__Exercise prompt__. For each line in the data below that holds "соответствии", return a copy.
[START OF Material supplied]
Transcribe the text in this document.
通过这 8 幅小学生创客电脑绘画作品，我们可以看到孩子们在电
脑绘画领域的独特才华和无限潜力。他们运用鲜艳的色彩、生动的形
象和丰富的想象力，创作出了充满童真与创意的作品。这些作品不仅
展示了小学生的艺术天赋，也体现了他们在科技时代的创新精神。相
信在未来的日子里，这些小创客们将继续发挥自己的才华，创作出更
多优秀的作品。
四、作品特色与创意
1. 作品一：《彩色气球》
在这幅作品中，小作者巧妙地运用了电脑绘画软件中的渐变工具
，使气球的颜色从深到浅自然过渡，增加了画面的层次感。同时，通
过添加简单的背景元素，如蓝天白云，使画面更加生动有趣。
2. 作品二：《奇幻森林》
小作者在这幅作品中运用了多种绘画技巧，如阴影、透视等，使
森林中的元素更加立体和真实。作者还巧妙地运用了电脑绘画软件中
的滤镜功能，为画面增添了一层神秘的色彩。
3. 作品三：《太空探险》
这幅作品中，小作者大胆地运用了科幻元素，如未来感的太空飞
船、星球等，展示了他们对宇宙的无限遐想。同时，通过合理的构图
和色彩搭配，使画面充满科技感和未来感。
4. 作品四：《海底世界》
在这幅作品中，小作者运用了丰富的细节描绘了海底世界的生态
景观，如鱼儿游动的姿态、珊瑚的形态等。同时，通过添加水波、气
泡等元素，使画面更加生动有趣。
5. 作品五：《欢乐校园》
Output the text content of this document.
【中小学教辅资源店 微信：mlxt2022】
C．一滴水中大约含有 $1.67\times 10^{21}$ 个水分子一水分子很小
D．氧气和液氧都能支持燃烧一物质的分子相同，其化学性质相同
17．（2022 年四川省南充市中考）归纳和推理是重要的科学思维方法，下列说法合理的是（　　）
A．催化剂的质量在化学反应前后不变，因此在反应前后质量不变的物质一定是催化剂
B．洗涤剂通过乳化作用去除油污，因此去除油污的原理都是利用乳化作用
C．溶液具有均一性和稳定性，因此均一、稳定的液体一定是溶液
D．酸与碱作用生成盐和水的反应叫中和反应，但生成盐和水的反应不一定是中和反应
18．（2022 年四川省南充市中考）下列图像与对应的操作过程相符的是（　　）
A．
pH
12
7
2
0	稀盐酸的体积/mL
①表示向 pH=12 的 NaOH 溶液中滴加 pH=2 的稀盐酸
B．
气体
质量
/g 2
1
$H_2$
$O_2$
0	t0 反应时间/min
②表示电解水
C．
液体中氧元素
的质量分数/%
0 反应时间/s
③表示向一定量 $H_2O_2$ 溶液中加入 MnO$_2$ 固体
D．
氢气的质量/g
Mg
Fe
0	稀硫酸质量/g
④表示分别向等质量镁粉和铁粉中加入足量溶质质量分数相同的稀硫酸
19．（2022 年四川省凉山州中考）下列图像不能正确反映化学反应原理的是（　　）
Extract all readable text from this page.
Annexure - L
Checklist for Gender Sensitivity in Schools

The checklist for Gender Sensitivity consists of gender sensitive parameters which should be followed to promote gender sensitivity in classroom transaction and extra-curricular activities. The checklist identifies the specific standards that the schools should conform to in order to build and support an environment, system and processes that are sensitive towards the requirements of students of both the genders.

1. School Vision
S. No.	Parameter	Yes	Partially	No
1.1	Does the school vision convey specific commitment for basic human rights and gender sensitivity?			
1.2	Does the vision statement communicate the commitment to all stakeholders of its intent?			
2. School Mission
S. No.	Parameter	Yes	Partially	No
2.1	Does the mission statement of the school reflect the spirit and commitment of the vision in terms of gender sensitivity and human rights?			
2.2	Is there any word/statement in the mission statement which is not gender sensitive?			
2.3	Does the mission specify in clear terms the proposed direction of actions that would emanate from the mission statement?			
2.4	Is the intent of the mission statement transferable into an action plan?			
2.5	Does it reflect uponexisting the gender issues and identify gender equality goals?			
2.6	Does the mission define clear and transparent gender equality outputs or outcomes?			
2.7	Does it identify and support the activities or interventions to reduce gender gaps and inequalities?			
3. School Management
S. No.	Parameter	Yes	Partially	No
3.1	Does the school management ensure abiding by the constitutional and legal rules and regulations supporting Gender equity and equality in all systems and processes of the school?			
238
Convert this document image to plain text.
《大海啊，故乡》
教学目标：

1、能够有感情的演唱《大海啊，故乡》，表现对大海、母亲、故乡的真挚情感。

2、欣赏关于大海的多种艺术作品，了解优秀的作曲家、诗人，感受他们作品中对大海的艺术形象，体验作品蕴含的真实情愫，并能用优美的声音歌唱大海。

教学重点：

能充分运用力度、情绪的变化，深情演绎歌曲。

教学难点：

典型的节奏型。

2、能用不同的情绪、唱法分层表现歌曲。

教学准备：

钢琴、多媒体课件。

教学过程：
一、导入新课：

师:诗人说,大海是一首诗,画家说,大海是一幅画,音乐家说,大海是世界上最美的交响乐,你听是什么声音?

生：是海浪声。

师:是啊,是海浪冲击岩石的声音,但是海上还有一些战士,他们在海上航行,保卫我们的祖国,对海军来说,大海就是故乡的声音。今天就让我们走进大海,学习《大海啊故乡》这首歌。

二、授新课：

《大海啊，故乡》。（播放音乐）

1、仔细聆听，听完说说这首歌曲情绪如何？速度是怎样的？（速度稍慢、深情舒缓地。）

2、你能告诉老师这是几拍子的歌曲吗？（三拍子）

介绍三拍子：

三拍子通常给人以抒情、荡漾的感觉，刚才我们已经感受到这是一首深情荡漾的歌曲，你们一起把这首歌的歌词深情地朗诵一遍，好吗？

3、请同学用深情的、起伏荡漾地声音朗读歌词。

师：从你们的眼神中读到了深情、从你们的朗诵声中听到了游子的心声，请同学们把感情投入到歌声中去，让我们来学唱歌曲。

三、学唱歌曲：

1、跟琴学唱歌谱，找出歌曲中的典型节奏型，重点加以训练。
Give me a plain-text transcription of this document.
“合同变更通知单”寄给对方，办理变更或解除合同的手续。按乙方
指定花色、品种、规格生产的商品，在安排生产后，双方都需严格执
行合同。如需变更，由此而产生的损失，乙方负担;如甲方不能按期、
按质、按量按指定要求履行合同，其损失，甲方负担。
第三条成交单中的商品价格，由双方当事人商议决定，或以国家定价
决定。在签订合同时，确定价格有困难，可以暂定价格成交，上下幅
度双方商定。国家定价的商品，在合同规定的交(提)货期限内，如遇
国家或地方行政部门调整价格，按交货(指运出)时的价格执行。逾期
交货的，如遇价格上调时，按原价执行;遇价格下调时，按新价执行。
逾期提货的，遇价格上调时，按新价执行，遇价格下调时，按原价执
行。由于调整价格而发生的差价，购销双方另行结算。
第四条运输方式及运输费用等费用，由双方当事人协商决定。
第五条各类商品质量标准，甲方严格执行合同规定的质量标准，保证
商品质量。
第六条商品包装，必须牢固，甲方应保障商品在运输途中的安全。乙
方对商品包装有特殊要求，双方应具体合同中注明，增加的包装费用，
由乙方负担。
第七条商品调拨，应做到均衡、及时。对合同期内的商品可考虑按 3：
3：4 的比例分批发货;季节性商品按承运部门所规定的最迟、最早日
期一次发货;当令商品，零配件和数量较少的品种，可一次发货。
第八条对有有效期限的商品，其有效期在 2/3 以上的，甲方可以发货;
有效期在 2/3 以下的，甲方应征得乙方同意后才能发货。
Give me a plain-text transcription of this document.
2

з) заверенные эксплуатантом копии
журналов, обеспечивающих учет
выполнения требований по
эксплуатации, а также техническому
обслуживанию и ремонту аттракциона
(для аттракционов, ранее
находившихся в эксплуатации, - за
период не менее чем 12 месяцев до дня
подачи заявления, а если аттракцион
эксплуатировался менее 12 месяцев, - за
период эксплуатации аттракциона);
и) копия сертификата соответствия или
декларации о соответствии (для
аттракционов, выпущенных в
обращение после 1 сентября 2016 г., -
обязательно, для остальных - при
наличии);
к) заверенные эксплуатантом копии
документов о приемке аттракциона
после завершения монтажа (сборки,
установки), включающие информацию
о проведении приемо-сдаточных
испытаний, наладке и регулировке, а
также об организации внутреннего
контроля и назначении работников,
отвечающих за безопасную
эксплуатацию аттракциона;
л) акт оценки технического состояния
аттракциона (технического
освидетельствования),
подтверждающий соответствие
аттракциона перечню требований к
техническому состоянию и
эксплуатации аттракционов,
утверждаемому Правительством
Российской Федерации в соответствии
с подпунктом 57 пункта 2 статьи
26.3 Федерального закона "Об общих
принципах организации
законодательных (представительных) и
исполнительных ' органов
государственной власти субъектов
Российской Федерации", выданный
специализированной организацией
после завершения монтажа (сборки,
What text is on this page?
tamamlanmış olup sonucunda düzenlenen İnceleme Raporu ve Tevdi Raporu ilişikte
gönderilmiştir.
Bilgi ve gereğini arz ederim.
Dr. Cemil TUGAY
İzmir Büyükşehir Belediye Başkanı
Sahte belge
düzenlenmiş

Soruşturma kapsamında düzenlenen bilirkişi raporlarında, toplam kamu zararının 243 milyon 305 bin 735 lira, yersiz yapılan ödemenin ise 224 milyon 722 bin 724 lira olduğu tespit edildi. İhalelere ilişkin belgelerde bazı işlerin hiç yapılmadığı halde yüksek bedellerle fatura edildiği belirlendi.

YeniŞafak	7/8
[END OF Material supplied]
__Solved problem__.
декларации о соответствии (для
Российской Федерации в соответствии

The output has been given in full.